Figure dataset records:
----
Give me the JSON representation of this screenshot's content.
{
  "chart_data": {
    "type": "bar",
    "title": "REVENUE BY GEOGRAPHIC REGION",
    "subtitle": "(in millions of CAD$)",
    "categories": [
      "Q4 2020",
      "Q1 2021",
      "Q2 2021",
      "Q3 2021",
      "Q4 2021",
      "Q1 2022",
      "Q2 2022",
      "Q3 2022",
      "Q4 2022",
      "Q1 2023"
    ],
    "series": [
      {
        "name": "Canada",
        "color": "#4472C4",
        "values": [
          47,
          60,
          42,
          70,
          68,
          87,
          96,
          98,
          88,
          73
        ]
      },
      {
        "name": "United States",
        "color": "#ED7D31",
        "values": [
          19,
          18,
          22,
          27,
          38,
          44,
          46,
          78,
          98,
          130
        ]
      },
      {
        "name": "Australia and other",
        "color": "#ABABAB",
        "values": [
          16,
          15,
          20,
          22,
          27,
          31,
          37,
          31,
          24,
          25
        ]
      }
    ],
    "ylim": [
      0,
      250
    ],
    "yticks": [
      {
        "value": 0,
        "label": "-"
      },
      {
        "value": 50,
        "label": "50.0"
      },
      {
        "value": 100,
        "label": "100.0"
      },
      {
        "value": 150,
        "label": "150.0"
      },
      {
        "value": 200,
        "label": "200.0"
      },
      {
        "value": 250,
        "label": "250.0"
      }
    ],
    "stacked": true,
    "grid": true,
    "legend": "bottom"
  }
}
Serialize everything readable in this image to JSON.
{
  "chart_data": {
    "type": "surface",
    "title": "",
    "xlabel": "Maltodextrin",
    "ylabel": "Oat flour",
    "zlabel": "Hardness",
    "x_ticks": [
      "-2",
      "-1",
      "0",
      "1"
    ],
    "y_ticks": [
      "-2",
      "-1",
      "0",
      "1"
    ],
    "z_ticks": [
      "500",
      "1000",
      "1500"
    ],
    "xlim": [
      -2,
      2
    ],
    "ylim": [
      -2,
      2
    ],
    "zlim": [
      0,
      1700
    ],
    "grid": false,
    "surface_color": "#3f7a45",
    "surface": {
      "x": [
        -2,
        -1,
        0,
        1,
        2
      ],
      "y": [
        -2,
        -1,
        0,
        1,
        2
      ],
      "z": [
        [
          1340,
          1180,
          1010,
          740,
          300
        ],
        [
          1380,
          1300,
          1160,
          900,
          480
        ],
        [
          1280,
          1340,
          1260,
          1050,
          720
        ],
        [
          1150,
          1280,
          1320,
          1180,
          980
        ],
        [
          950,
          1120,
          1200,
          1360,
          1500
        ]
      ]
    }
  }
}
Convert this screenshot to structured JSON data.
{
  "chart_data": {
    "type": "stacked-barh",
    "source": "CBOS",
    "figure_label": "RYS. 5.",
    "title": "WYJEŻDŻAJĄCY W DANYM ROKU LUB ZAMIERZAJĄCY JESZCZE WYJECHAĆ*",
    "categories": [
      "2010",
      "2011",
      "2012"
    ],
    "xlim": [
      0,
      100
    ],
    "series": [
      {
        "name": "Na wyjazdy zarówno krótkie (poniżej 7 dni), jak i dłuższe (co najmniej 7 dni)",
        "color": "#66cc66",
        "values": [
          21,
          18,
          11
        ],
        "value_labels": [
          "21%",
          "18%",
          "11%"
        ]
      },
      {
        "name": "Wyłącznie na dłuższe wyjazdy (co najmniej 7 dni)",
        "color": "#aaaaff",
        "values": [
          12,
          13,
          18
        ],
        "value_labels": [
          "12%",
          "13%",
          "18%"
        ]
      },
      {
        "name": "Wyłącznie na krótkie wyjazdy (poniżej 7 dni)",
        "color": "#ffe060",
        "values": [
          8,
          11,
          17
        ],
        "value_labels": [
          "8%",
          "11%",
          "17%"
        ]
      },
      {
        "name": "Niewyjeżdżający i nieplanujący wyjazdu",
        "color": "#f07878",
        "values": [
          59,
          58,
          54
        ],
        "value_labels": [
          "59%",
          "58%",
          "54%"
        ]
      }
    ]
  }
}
----
Problem description: Gather each line in these records that contains the string "Wyłącznie".

Output for this exercise:
        "name": "Wyłącznie na dłuższe wyjazdy (co najmniej 7 dni)",
        "name": "Wyłącznie na krótkie wyjazdy (poniżej 7 dni)",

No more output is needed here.